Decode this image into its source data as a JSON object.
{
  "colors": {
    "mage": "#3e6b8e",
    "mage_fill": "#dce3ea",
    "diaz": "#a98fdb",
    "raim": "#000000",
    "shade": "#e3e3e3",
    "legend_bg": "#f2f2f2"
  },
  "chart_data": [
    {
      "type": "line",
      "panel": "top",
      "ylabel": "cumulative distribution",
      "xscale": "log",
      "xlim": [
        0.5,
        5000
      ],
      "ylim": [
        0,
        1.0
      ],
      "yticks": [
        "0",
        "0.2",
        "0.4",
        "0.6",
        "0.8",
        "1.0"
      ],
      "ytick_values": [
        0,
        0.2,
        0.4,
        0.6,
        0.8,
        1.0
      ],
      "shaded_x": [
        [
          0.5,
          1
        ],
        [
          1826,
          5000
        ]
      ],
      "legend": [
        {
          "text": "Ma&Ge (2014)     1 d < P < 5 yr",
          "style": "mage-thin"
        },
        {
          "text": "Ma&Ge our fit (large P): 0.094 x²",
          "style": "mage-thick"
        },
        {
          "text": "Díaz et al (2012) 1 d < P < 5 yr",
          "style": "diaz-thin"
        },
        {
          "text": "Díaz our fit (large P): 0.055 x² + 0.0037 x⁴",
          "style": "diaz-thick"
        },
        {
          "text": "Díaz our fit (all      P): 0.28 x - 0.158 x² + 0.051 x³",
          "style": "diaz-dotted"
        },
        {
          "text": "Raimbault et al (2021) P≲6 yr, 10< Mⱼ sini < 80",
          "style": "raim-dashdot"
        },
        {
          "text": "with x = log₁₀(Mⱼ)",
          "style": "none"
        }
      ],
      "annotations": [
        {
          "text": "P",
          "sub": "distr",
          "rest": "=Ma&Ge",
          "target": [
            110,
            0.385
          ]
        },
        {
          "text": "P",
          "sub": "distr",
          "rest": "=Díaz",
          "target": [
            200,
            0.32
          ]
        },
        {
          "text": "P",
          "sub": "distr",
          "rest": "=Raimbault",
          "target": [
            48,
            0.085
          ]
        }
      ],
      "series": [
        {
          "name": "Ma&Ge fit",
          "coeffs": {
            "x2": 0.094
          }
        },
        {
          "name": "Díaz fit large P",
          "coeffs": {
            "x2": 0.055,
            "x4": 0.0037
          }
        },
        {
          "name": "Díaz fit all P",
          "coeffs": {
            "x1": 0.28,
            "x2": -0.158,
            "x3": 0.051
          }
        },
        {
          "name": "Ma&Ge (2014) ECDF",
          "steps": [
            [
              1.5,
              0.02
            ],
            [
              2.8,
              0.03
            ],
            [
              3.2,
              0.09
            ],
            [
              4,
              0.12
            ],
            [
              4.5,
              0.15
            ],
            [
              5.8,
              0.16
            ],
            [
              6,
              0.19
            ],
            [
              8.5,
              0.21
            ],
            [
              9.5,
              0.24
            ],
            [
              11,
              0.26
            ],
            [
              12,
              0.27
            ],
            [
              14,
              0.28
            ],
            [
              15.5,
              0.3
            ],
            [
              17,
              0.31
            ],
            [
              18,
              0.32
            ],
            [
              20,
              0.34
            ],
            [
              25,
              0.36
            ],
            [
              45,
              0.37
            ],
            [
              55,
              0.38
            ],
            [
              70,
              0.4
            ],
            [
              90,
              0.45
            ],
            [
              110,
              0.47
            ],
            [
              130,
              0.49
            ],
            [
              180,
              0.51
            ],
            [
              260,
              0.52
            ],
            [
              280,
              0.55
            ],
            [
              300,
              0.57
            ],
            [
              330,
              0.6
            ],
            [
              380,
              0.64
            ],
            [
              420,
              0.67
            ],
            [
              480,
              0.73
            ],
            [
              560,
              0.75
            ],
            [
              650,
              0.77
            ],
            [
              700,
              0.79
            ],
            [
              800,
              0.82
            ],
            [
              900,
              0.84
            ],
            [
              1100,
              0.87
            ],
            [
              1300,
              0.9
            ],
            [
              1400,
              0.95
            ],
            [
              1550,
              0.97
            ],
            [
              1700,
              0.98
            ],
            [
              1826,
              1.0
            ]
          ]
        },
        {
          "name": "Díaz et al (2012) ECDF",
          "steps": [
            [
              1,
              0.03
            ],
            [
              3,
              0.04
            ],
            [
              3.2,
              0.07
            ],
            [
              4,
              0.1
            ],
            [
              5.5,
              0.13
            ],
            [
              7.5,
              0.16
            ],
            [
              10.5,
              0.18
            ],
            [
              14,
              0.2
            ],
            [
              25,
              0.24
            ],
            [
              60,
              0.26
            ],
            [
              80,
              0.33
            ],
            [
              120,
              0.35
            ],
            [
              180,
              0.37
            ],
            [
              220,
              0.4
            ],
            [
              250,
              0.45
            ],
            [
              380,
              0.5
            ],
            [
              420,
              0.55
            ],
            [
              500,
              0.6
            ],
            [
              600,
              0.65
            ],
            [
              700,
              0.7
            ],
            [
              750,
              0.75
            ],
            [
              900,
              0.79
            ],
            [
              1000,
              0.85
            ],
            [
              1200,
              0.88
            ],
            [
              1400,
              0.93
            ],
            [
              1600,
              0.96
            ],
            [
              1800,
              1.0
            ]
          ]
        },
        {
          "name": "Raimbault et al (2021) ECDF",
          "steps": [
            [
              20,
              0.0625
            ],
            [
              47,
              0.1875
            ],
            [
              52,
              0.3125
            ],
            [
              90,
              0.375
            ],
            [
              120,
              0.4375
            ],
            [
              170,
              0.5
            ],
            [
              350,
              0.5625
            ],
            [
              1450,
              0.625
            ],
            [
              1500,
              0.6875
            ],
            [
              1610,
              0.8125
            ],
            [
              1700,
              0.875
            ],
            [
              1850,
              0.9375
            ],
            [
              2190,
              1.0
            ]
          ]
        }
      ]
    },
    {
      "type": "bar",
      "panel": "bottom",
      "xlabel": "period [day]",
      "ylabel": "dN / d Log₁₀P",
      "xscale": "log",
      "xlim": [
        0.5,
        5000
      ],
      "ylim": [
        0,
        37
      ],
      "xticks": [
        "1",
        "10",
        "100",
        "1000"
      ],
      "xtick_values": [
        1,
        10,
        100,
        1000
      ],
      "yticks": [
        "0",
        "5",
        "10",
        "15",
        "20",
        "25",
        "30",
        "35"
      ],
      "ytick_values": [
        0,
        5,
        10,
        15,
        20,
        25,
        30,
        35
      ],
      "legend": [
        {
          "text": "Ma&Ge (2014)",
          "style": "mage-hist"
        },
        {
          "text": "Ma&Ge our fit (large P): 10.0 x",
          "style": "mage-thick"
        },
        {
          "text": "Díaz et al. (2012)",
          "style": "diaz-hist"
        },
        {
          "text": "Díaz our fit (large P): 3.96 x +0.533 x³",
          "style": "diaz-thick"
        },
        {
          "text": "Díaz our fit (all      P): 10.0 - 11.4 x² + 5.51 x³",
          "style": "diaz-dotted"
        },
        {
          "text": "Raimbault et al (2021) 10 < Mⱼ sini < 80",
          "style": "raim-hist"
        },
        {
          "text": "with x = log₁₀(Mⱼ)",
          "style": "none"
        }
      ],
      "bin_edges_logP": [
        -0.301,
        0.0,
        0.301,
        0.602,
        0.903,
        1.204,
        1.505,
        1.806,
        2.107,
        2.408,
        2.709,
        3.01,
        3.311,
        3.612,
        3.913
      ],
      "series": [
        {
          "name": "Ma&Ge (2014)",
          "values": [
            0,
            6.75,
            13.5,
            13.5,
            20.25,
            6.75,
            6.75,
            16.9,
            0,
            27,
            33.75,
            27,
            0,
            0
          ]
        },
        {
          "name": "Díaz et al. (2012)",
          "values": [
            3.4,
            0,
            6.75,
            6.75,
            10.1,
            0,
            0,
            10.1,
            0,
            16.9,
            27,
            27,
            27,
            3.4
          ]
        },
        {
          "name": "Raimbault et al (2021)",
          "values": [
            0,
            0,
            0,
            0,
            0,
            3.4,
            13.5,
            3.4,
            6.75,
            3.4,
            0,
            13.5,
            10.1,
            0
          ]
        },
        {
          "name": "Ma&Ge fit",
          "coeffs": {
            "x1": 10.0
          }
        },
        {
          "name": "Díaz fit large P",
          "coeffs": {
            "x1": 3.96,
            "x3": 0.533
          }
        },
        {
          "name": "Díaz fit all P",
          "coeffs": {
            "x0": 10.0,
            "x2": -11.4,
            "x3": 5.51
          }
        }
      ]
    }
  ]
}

● ● ● ●

### Challenge:
Using the material above, gather every line that includes "diaz".

### Answer to the exercise:
    "diaz": "#a98fdb",
          "style": "diaz-thin"
          "style": "diaz-thick"
          "style": "diaz-dotted"
          "style": "diaz-hist"
          "style": "diaz-thick"
          "style": "diaz-dotted"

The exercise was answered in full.